> [Stated goal] From the listing below, count the lines where the string "этом" occurs. Give the number, with no other words.

-- Dataset content start --

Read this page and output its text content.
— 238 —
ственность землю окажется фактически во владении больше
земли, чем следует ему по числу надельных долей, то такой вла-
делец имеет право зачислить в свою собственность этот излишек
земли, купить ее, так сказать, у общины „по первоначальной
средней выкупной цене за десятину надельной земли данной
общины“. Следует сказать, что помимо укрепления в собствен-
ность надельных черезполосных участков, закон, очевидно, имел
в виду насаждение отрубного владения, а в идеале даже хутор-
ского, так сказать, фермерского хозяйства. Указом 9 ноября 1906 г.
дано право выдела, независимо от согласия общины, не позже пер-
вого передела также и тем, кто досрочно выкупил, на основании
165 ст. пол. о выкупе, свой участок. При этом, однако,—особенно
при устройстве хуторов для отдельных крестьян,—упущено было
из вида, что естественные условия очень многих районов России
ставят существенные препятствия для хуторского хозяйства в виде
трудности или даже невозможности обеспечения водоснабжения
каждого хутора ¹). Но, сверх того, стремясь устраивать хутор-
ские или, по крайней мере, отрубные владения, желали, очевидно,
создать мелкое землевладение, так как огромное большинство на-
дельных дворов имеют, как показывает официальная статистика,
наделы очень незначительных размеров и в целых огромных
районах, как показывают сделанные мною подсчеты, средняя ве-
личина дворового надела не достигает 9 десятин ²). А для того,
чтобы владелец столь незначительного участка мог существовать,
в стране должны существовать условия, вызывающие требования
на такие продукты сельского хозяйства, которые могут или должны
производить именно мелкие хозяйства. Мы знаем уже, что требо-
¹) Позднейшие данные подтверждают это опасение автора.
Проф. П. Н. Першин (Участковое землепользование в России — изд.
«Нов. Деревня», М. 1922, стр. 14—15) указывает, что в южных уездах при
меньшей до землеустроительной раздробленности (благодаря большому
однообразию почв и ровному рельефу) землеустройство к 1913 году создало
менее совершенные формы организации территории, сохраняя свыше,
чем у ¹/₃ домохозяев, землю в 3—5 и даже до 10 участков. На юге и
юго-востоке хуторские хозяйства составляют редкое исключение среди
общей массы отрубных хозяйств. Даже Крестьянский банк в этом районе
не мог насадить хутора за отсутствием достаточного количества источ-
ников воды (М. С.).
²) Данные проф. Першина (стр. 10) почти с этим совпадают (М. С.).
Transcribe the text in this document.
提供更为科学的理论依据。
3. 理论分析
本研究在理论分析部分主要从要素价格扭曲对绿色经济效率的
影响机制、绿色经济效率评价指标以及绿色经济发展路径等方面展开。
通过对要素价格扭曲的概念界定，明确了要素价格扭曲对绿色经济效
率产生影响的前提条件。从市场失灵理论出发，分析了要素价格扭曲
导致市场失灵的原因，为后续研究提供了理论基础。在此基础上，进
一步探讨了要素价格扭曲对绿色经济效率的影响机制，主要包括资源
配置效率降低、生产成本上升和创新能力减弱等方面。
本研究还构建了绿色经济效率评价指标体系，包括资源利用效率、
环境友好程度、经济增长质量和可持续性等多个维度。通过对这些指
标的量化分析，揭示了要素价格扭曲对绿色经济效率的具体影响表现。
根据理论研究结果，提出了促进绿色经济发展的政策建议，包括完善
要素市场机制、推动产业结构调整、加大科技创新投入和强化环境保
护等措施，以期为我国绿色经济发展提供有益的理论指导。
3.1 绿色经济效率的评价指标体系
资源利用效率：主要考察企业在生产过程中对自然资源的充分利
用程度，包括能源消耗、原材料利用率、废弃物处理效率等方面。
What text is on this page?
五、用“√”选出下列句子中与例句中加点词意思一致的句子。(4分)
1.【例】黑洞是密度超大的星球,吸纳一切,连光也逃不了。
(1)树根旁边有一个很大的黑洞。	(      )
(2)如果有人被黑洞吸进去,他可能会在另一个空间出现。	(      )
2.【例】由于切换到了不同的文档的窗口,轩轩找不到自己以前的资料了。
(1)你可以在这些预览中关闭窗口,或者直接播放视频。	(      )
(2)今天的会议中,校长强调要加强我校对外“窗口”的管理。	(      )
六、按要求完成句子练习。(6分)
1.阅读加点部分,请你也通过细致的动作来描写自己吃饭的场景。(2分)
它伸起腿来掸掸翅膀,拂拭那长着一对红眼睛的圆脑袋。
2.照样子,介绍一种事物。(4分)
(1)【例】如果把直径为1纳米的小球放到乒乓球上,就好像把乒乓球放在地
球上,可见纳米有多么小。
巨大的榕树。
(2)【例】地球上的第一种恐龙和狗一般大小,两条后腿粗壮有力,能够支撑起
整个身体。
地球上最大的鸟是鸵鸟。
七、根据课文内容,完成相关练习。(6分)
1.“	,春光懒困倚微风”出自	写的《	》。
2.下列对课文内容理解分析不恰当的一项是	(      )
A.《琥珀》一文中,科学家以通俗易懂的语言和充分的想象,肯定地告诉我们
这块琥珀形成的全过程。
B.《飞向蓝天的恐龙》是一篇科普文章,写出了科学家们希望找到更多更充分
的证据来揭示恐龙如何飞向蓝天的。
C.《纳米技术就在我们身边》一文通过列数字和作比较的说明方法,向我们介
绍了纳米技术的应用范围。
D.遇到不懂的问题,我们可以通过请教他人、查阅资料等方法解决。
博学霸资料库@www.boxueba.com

-- Dataset content end --

> [Written answer] 2